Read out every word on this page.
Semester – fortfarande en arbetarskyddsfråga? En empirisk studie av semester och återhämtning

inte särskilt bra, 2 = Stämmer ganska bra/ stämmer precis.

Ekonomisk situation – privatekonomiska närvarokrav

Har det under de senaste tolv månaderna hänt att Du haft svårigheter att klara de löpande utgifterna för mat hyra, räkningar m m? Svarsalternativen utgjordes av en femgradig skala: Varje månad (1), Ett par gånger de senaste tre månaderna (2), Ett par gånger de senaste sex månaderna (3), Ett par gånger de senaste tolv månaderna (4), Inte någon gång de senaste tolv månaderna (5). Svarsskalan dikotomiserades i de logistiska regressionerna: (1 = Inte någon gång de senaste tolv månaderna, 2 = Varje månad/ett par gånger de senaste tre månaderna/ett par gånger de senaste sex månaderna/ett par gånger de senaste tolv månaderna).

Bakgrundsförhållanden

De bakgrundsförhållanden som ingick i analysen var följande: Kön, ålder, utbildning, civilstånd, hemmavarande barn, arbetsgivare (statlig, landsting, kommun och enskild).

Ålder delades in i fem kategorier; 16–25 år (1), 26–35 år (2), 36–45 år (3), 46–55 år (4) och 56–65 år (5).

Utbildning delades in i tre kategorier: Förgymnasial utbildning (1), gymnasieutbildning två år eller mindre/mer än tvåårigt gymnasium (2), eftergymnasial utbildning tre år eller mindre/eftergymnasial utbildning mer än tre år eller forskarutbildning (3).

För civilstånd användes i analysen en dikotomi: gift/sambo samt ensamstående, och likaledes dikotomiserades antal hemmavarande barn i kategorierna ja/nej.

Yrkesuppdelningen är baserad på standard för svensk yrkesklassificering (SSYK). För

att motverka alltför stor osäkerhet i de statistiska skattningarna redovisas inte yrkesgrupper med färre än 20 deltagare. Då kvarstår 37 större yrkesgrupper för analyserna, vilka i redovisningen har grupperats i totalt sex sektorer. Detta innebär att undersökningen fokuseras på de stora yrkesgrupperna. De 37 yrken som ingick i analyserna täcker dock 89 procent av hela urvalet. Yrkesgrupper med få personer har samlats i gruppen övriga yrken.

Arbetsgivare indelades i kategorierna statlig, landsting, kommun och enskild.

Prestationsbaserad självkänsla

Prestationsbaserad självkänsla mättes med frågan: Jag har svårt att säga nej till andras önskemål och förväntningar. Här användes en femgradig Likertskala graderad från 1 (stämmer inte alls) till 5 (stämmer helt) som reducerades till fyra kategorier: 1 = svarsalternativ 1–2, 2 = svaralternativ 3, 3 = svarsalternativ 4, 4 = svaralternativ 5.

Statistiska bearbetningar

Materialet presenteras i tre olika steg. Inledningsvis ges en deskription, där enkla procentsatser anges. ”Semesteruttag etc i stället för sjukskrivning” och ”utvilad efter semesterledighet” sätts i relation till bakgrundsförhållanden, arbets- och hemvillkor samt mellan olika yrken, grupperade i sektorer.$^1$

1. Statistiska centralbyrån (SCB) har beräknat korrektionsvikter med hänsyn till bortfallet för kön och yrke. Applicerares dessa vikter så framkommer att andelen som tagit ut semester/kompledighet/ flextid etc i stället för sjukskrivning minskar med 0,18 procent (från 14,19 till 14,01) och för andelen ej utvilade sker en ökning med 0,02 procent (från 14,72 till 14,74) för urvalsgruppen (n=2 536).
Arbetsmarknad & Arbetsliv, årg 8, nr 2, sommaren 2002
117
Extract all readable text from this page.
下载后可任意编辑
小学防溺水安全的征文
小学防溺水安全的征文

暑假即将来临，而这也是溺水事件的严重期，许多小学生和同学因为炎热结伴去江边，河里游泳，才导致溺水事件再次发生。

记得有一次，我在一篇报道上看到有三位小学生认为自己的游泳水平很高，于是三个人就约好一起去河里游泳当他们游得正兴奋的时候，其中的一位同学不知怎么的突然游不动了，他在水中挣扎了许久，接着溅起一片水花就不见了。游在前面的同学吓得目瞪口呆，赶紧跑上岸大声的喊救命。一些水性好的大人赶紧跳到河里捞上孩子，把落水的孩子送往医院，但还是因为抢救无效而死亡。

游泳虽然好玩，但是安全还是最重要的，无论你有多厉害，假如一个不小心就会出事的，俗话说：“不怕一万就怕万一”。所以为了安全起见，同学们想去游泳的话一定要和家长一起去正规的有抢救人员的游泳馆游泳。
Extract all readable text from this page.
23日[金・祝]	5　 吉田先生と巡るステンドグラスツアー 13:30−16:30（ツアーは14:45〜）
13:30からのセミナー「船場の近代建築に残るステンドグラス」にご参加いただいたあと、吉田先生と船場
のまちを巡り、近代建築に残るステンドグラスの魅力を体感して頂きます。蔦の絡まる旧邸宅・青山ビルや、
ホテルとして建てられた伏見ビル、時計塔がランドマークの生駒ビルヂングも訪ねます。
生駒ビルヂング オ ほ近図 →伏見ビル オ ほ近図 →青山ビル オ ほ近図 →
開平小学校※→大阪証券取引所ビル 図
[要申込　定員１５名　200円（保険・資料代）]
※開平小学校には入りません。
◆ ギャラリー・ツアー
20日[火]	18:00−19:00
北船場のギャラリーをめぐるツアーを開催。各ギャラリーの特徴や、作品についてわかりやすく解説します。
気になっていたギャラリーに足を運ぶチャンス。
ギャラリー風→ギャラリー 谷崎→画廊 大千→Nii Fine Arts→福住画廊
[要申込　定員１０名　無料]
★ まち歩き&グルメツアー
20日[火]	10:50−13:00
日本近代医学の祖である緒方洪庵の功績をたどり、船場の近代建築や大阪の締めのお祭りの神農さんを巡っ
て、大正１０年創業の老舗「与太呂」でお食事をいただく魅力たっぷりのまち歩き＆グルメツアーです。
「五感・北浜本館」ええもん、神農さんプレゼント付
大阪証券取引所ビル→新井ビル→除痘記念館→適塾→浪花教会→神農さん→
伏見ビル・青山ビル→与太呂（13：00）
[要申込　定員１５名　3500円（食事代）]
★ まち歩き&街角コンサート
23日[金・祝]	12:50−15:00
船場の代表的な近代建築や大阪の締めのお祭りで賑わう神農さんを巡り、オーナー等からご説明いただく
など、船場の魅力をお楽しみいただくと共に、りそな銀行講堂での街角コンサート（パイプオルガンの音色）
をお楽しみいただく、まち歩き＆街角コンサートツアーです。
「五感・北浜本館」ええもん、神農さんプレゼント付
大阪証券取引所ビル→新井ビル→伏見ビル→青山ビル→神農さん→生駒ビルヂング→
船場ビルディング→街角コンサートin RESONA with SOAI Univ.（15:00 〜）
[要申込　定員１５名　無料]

**TASK DIRECTIONS**:
Type out the whole listing above again, exactly as it stands.

**RESPONSE TO THIS TASK**:
Read out every word on this page.
Semester – fortfarande en arbetarskyddsfråga? En empirisk studie av semester och återhämtning

inte särskilt bra, 2 = Stämmer ganska bra/ stämmer precis.

Ekonomisk situation – privatekonomiska närvarokrav

Har det under de senaste tolv månaderna hänt att Du haft svårigheter att klara de löpande utgifterna för mat hyra, räkningar m m? Svarsalternativen utgjordes av en femgradig skala: Varje månad (1), Ett par gånger de senaste tre månaderna (2), Ett par gånger de senaste sex månaderna (3), Ett par gånger de senaste tolv månaderna (4), Inte någon gång de senaste tolv månaderna (5). Svarsskalan dikotomiserades i de logistiska regressionerna: (1 = Inte någon gång de senaste tolv månaderna, 2 = Varje månad/ett par gånger de senaste tre månaderna/ett par gånger de senaste sex månaderna/ett par gånger de senaste tolv månaderna).

Bakgrundsförhållanden

De bakgrundsförhållanden som ingick i analysen var följande: Kön, ålder, utbildning, civilstånd, hemmavarande barn, arbetsgivare (statlig, landsting, kommun och enskild).

Ålder delades in i fem kategorier; 16–25 år (1), 26–35 år (2), 36–45 år (3), 46–55 år (4) och 56–65 år (5).

Utbildning delades in i tre kategorier: Förgymnasial utbildning (1), gymnasieutbildning två år eller mindre/mer än tvåårigt gymnasium (2), eftergymnasial utbildning tre år eller mindre/eftergymnasial utbildning mer än tre år eller forskarutbildning (3).

För civilstånd användes i analysen en dikotomi: gift/sambo samt ensamstående, och likaledes dikotomiserades antal hemmavarande barn i kategorierna ja/nej.

Yrkesuppdelningen är baserad på standard för svensk yrkesklassificering (SSYK). För

att motverka alltför stor osäkerhet i de statistiska skattningarna redovisas inte yrkesgrupper med färre än 20 deltagare. Då kvarstår 37 större yrkesgrupper för analyserna, vilka i redovisningen har grupperats i totalt sex sektorer. Detta innebär att undersökningen fokuseras på de stora yrkesgrupperna. De 37 yrken som ingick i analyserna täcker dock 89 procent av hela urvalet. Yrkesgrupper med få personer har samlats i gruppen övriga yrken.

Arbetsgivare indelades i kategorierna statlig, landsting, kommun och enskild.

Prestationsbaserad självkänsla

Prestationsbaserad självkänsla mättes med frågan: Jag har svårt att säga nej till andras önskemål och förväntningar. Här användes en femgradig Likertskala graderad från 1 (stämmer inte alls) till 5 (stämmer helt) som reducerades till fyra kategorier: 1 = svarsalternativ 1–2, 2 = svaralternativ 3, 3 = svarsalternativ 4, 4 = svaralternativ 5.

Statistiska bearbetningar

Materialet presenteras i tre olika steg. Inledningsvis ges en deskription, där enkla procentsatser anges. ”Semesteruttag etc i stället för sjukskrivning” och ”utvilad efter semesterledighet” sätts i relation till bakgrundsförhållanden, arbets- och hemvillkor samt mellan olika yrken, grupperade i sektorer.$^1$

1. Statistiska centralbyrån (SCB) har beräknat korrektionsvikter med hänsyn till bortfallet för kön och yrke. Applicerares dessa vikter så framkommer att andelen som tagit ut semester/kompledighet/ flextid etc i stället för sjukskrivning minskar med 0,18 procent (från 14,19 till 14,01) och för andelen ej utvilade sker en ökning med 0,02 procent (från 14,72 till 14,74) för urvalsgruppen (n=2 536).
Arbetsmarknad & Arbetsliv, årg 8, nr 2, sommaren 2002
117
Extract all readable text from this page.
下载后可任意编辑
小学防溺水安全的征文
小学防溺水安全的征文

暑假即将来临，而这也是溺水事件的严重期，许多小学生和同学因为炎热结伴去江边，河里游泳，才导致溺水事件再次发生。

记得有一次，我在一篇报道上看到有三位小学生认为自己的游泳水平很高，于是三个人就约好一起去河里游泳当他们游得正兴奋的时候，其中的一位同学不知怎么的突然游不动了，他在水中挣扎了许久，接着溅起一片水花就不见了。游在前面的同学吓得目瞪口呆，赶紧跑上岸大声的喊救命。一些水性好的大人赶紧跳到河里捞上孩子，把落水的孩子送往医院，但还是因为抢救无效而死亡。

游泳虽然好玩，但是安全还是最重要的，无论你有多厉害，假如一个不小心就会出事的，俗话说：“不怕一万就怕万一”。所以为了安全起见，同学们想去游泳的话一定要和家长一起去正规的有抢救人员的游泳馆游泳。
Extract all readable text from this page.
23日[金・祝]	5　 吉田先生と巡るステンドグラスツアー 13:30−16:30（ツアーは14:45〜）
13:30からのセミナー「船場の近代建築に残るステンドグラス」にご参加いただいたあと、吉田先生と船場
のまちを巡り、近代建築に残るステンドグラスの魅力を体感して頂きます。蔦の絡まる旧邸宅・青山ビルや、
ホテルとして建てられた伏見ビル、時計塔がランドマークの生駒ビルヂングも訪ねます。
生駒ビルヂング オ ほ近図 →伏見ビル オ ほ近図 →青山ビル オ ほ近図 →
開平小学校※→大阪証券取引所ビル 図
[要申込　定員１５名　200円（保険・資料代）]
※開平小学校には入りません。
◆ ギャラリー・ツアー
20日[火]	18:00−19:00
北船場のギャラリーをめぐるツアーを開催。各ギャラリーの特徴や、作品についてわかりやすく解説します。
気になっていたギャラリーに足を運ぶチャンス。
ギャラリー風→ギャラリー 谷崎→画廊 大千→Nii Fine Arts→福住画廊
[要申込　定員１０名　無料]
★ まち歩き&グルメツアー
20日[火]	10:50−13:00
日本近代医学の祖である緒方洪庵の功績をたどり、船場の近代建築や大阪の締めのお祭りの神農さんを巡っ
て、大正１０年創業の老舗「与太呂」でお食事をいただく魅力たっぷりのまち歩き＆グルメツアーです。
「五感・北浜本館」ええもん、神農さんプレゼント付
大阪証券取引所ビル→新井ビル→除痘記念館→適塾→浪花教会→神農さん→
伏見ビル・青山ビル→与太呂（13：00）
[要申込　定員１５名　3500円（食事代）]
★ まち歩き&街角コンサート
23日[金・祝]	12:50−15:00
船場の代表的な近代建築や大阪の締めのお祭りで賑わう神農さんを巡り、オーナー等からご説明いただく
など、船場の魅力をお楽しみいただくと共に、りそな銀行講堂での街角コンサート（パイプオルガンの音色）
をお楽しみいただく、まち歩き＆街角コンサートツアーです。
「五感・北浜本館」ええもん、神農さんプレゼント付
大阪証券取引所ビル→新井ビル→伏見ビル→青山ビル→神農さん→生駒ビルヂング→
船場ビルディング→街角コンサートin RESONA with SOAI Univ.（15:00 〜）
[要申込　定員１５名　無料]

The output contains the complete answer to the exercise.